Copy each line of the material below that includes the string "upper".

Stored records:
----------

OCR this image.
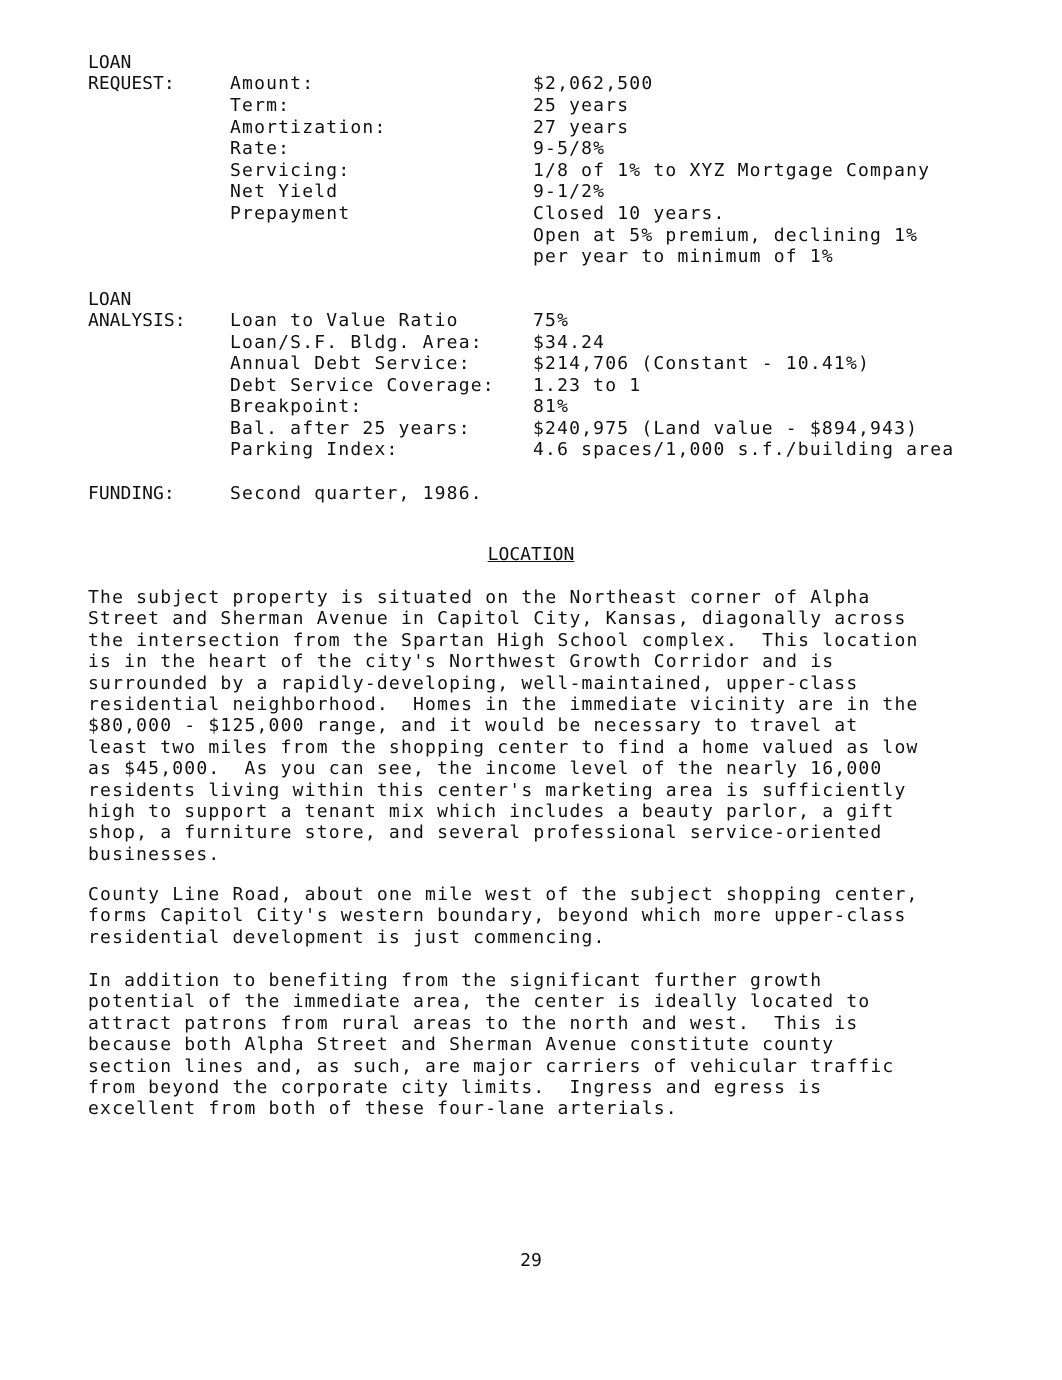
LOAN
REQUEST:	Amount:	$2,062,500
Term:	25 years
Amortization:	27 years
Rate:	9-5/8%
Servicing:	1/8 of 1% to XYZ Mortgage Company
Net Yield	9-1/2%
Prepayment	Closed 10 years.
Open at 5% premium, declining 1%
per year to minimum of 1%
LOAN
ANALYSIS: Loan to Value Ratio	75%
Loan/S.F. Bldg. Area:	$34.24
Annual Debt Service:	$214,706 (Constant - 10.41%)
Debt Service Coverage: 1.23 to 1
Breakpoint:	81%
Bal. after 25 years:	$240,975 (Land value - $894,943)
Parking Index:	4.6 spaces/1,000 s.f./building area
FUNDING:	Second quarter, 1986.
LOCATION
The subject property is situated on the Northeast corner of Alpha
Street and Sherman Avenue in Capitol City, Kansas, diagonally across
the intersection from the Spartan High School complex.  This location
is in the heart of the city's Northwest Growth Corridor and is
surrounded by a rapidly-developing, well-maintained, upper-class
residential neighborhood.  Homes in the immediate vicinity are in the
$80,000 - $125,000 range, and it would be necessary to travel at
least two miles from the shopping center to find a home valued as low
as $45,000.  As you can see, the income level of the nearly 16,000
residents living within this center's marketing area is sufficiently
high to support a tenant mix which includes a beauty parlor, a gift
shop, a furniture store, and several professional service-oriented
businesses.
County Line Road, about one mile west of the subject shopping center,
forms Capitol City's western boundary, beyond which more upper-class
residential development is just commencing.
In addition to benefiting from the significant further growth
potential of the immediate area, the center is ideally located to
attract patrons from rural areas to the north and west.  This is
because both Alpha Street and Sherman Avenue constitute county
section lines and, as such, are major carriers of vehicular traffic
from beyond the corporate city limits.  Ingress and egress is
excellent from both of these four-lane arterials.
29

----------

— Full output —
surrounded by a rapidly-developing, well-maintained, upper-class
forms Capitol City's western boundary, beyond which more upper-class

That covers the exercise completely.